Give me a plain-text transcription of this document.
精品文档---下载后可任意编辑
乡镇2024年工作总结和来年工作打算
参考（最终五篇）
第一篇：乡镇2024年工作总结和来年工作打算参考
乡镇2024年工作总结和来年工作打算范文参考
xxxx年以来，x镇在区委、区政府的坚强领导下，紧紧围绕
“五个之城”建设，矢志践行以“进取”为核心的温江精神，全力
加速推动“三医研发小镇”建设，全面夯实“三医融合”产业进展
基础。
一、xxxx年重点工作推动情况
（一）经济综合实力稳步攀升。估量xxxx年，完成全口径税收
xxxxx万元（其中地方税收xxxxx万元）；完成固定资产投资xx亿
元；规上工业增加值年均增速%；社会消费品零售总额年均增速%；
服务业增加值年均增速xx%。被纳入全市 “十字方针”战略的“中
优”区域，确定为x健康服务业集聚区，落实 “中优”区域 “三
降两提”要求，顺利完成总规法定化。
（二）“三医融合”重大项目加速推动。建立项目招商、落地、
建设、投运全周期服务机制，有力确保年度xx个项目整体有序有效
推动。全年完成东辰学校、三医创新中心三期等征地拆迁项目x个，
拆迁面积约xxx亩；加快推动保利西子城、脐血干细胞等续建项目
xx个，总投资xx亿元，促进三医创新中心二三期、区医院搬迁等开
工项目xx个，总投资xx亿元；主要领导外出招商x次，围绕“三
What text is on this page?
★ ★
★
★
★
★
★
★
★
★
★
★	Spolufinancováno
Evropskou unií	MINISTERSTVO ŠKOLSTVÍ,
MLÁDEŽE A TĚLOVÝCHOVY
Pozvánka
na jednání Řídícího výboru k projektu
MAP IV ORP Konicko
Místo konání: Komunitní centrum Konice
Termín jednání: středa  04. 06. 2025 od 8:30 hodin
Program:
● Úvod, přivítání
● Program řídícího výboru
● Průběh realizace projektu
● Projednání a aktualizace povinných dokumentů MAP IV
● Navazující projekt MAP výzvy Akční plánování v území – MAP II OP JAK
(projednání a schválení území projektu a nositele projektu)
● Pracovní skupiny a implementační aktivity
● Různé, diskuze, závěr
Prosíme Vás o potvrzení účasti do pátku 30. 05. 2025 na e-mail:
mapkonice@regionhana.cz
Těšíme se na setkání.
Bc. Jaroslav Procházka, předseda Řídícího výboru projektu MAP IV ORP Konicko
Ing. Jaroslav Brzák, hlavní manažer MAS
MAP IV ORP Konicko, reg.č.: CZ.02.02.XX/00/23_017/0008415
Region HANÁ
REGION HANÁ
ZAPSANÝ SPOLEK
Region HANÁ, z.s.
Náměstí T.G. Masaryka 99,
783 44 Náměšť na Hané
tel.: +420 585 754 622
━━━━━━━━
▸ **Prompt**
Return all lines with the word "总投资xx亿元" in them.

▸ **Solution for this problem**
xx个，总投资xx亿元，促进三医创新中心二三期、区医院搬迁等开
工项目xx个，总投资xx亿元；主要领导外出招商x次，围绕“三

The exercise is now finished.